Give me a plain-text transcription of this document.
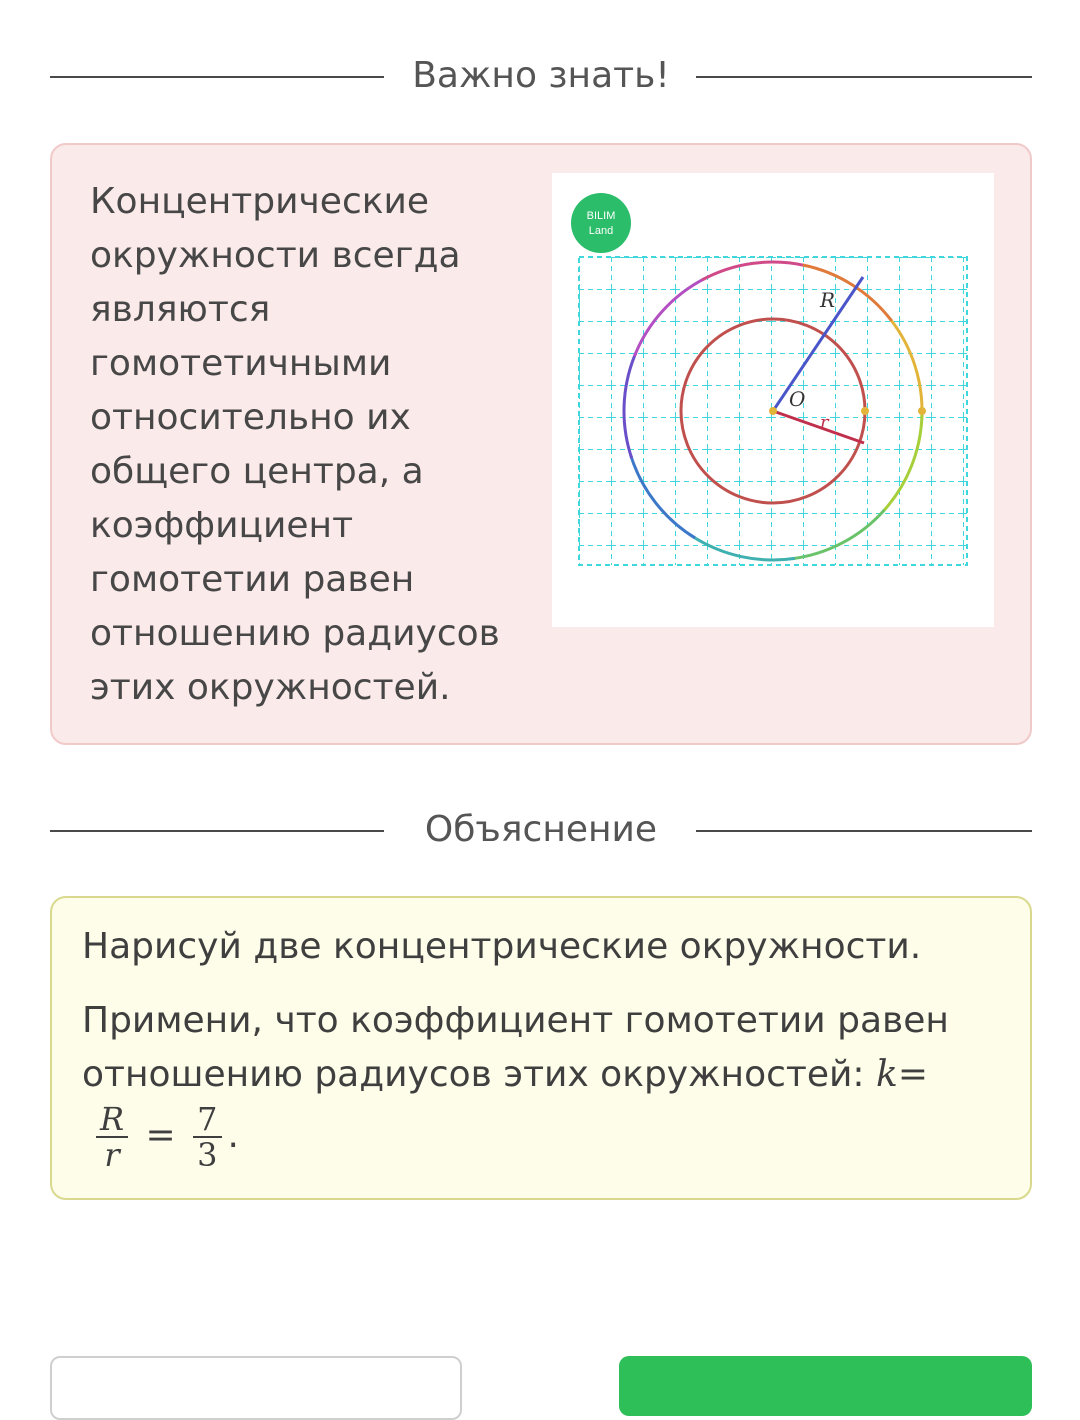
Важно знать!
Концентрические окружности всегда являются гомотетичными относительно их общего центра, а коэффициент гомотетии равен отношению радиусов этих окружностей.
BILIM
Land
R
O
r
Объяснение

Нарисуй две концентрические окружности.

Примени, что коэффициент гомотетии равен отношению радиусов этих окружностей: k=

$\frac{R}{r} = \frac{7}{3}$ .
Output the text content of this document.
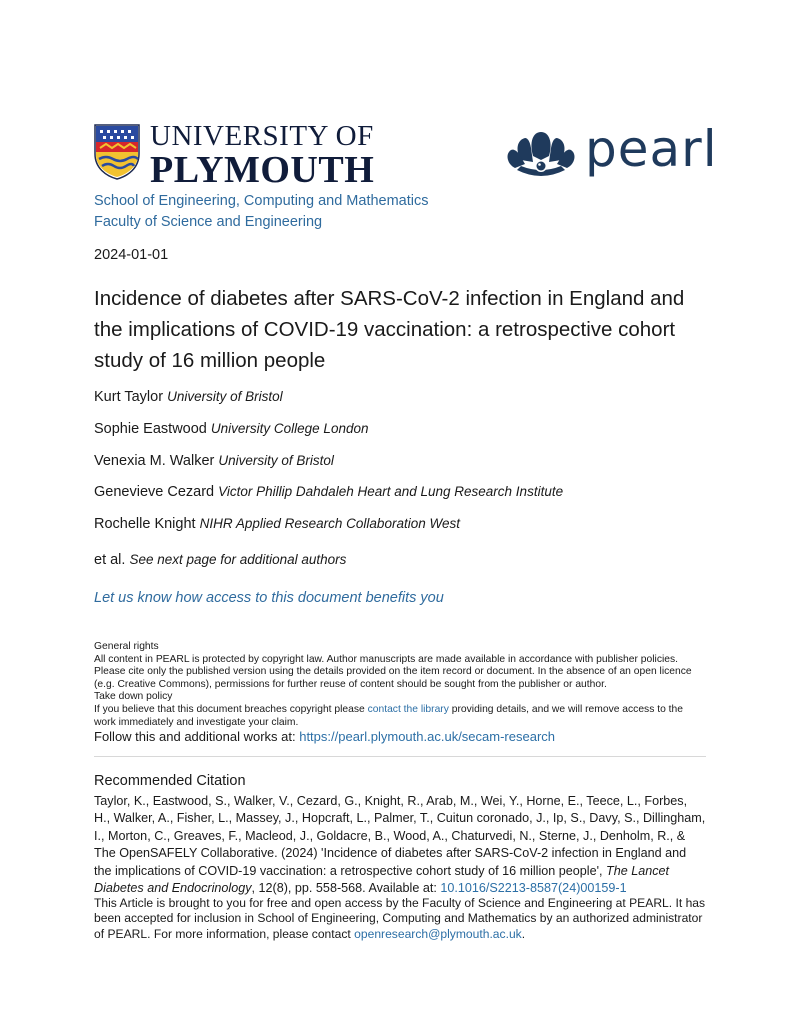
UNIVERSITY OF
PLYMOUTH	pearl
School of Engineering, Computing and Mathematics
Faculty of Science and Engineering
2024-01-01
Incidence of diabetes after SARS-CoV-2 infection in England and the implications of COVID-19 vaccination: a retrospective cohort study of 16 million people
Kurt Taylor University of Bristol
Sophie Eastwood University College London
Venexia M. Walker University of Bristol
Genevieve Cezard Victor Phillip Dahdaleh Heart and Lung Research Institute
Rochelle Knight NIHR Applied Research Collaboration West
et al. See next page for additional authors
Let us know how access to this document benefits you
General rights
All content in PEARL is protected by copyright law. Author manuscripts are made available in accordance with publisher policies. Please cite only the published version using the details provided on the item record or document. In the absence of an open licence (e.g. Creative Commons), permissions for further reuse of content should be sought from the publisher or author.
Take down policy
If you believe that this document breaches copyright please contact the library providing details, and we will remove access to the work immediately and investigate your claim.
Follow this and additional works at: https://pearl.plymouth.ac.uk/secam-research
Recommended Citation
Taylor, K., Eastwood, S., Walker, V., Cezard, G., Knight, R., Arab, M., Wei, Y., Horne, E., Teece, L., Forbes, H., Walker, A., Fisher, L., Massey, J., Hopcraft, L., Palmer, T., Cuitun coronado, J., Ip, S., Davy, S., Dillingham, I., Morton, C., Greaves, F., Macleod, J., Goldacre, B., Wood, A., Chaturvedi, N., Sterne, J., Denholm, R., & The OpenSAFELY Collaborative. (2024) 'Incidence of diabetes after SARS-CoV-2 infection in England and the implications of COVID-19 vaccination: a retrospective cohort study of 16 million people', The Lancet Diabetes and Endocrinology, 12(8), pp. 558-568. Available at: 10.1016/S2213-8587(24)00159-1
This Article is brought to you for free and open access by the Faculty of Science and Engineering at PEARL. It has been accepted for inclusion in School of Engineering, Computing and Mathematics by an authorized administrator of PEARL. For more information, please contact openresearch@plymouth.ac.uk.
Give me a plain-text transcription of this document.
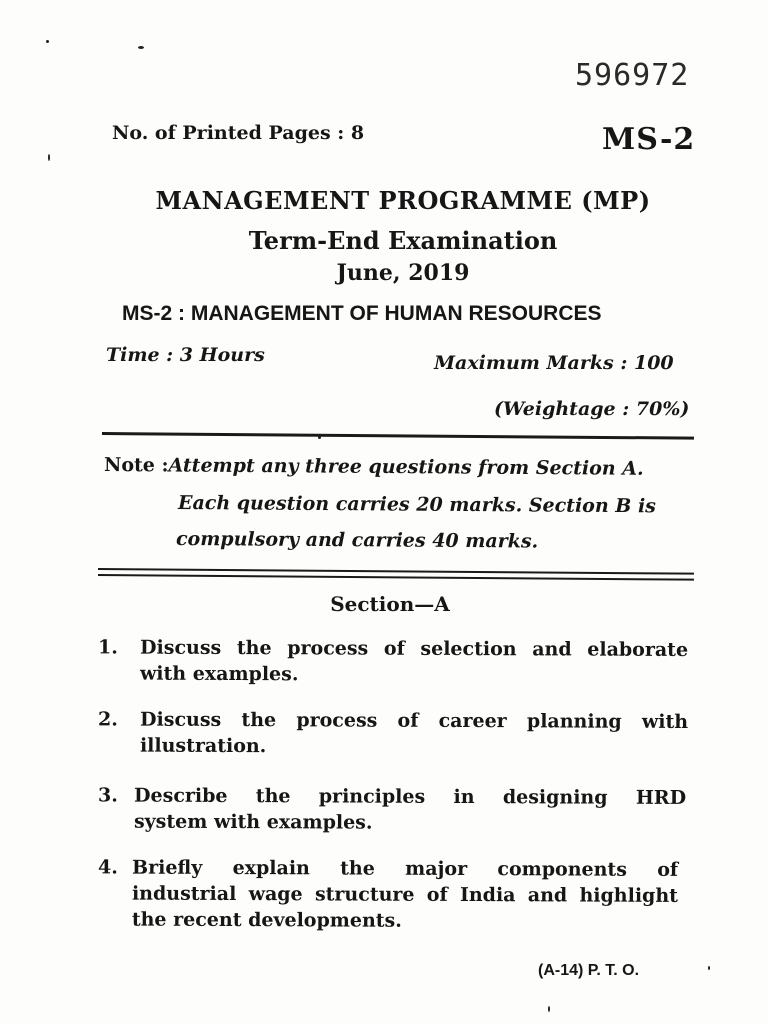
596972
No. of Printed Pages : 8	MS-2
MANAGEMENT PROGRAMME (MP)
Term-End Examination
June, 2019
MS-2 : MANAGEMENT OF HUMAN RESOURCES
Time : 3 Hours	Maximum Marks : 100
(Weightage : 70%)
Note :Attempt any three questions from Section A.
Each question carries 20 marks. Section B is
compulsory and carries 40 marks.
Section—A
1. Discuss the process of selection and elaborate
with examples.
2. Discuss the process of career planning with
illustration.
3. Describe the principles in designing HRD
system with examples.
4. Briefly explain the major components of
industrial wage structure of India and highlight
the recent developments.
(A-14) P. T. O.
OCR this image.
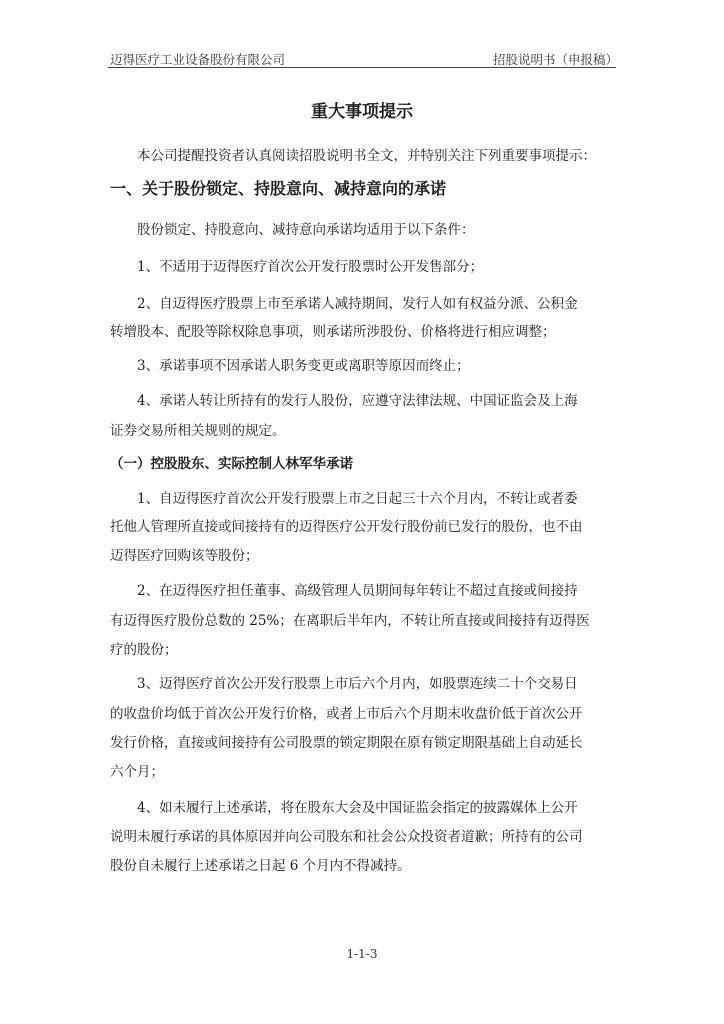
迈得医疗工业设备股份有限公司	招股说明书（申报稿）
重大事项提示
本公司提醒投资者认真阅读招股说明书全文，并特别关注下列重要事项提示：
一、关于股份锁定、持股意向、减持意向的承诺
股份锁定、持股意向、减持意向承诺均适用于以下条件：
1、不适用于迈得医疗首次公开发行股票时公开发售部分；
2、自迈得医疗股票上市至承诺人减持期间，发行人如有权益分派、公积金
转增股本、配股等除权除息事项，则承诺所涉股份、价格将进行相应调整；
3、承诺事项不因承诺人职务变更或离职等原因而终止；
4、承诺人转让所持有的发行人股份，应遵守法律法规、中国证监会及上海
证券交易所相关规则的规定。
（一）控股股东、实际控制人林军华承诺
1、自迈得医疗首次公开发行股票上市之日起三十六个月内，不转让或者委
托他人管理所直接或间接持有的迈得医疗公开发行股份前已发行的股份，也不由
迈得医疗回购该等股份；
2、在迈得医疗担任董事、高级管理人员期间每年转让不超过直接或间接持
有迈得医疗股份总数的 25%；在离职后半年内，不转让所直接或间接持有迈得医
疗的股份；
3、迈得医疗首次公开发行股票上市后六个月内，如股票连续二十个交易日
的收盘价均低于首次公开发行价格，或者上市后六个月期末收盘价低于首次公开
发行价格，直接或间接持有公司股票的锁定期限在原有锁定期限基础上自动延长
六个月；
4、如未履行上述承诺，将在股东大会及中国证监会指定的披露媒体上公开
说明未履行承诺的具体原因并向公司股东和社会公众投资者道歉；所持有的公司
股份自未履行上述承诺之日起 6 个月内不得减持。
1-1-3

######

Work to be completed — Print each line of the material above exactly, with the pictures removed from your copy.

Response to this exercise —
Give me a plain-text transcription of this document.
Важно знать!
Концентрические окружности всегда являются гомотетичными относительно их общего центра, а коэффициент гомотетии равен отношению радиусов этих окружностей.
BILIM
Land
R
O
r
Объяснение

Нарисуй две концентрические окружности.

Примени, что коэффициент гомотетии равен отношению радиусов этих окружностей: k=

$\frac{R}{r} = \frac{7}{3}$ .
Output the text content of this document.
UNIVERSITY OF
PLYMOUTH	pearl
School of Engineering, Computing and Mathematics
Faculty of Science and Engineering
2024-01-01
Incidence of diabetes after SARS-CoV-2 infection in England and the implications of COVID-19 vaccination: a retrospective cohort study of 16 million people
Kurt Taylor University of Bristol
Sophie Eastwood University College London
Venexia M. Walker University of Bristol
Genevieve Cezard Victor Phillip Dahdaleh Heart and Lung Research Institute
Rochelle Knight NIHR Applied Research Collaboration West
et al. See next page for additional authors
Let us know how access to this document benefits you
General rights
All content in PEARL is protected by copyright law. Author manuscripts are made available in accordance with publisher policies. Please cite only the published version using the details provided on the item record or document. In the absence of an open licence (e.g. Creative Commons), permissions for further reuse of content should be sought from the publisher or author.
Take down policy
If you believe that this document breaches copyright please contact the library providing details, and we will remove access to the work immediately and investigate your claim.
Follow this and additional works at: https://pearl.plymouth.ac.uk/secam-research
Recommended Citation
Taylor, K., Eastwood, S., Walker, V., Cezard, G., Knight, R., Arab, M., Wei, Y., Horne, E., Teece, L., Forbes, H., Walker, A., Fisher, L., Massey, J., Hopcraft, L., Palmer, T., Cuitun coronado, J., Ip, S., Davy, S., Dillingham, I., Morton, C., Greaves, F., Macleod, J., Goldacre, B., Wood, A., Chaturvedi, N., Sterne, J., Denholm, R., & The OpenSAFELY Collaborative. (2024) 'Incidence of diabetes after SARS-CoV-2 infection in England and the implications of COVID-19 vaccination: a retrospective cohort study of 16 million people', The Lancet Diabetes and Endocrinology, 12(8), pp. 558-568. Available at: 10.1016/S2213-8587(24)00159-1
This Article is brought to you for free and open access by the Faculty of Science and Engineering at PEARL. It has been accepted for inclusion in School of Engineering, Computing and Mathematics by an authorized administrator of PEARL. For more information, please contact openresearch@plymouth.ac.uk.
Give me a plain-text transcription of this document.
596972
No. of Printed Pages : 8	MS-2
MANAGEMENT PROGRAMME (MP)
Term-End Examination
June, 2019
MS-2 : MANAGEMENT OF HUMAN RESOURCES
Time : 3 Hours	Maximum Marks : 100
(Weightage : 70%)
Note :Attempt any three questions from Section A.
Each question carries 20 marks. Section B is
compulsory and carries 40 marks.
Section—A
1. Discuss the process of selection and elaborate
with examples.
2. Discuss the process of career planning with
illustration.
3. Describe the principles in designing HRD
system with examples.
4. Briefly explain the major components of
industrial wage structure of India and highlight
the recent developments.
(A-14) P. T. O.
OCR this image.
迈得医疗工业设备股份有限公司	招股说明书（申报稿）
重大事项提示
本公司提醒投资者认真阅读招股说明书全文，并特别关注下列重要事项提示：
一、关于股份锁定、持股意向、减持意向的承诺
股份锁定、持股意向、减持意向承诺均适用于以下条件：
1、不适用于迈得医疗首次公开发行股票时公开发售部分；
2、自迈得医疗股票上市至承诺人减持期间，发行人如有权益分派、公积金
转增股本、配股等除权除息事项，则承诺所涉股份、价格将进行相应调整；
3、承诺事项不因承诺人职务变更或离职等原因而终止；
4、承诺人转让所持有的发行人股份，应遵守法律法规、中国证监会及上海
证券交易所相关规则的规定。
（一）控股股东、实际控制人林军华承诺
1、自迈得医疗首次公开发行股票上市之日起三十六个月内，不转让或者委
托他人管理所直接或间接持有的迈得医疗公开发行股份前已发行的股份，也不由
迈得医疗回购该等股份；
2、在迈得医疗担任董事、高级管理人员期间每年转让不超过直接或间接持
有迈得医疗股份总数的 25%；在离职后半年内，不转让所直接或间接持有迈得医
疗的股份；
3、迈得医疗首次公开发行股票上市后六个月内，如股票连续二十个交易日
的收盘价均低于首次公开发行价格，或者上市后六个月期末收盘价低于首次公开
发行价格，直接或间接持有公司股票的锁定期限在原有锁定期限基础上自动延长
六个月；
4、如未履行上述承诺，将在股东大会及中国证监会指定的披露媒体上公开
说明未履行承诺的具体原因并向公司股东和社会公众投资者道歉；所持有的公司
股份自未履行上述承诺之日起 6 个月内不得减持。
1-1-3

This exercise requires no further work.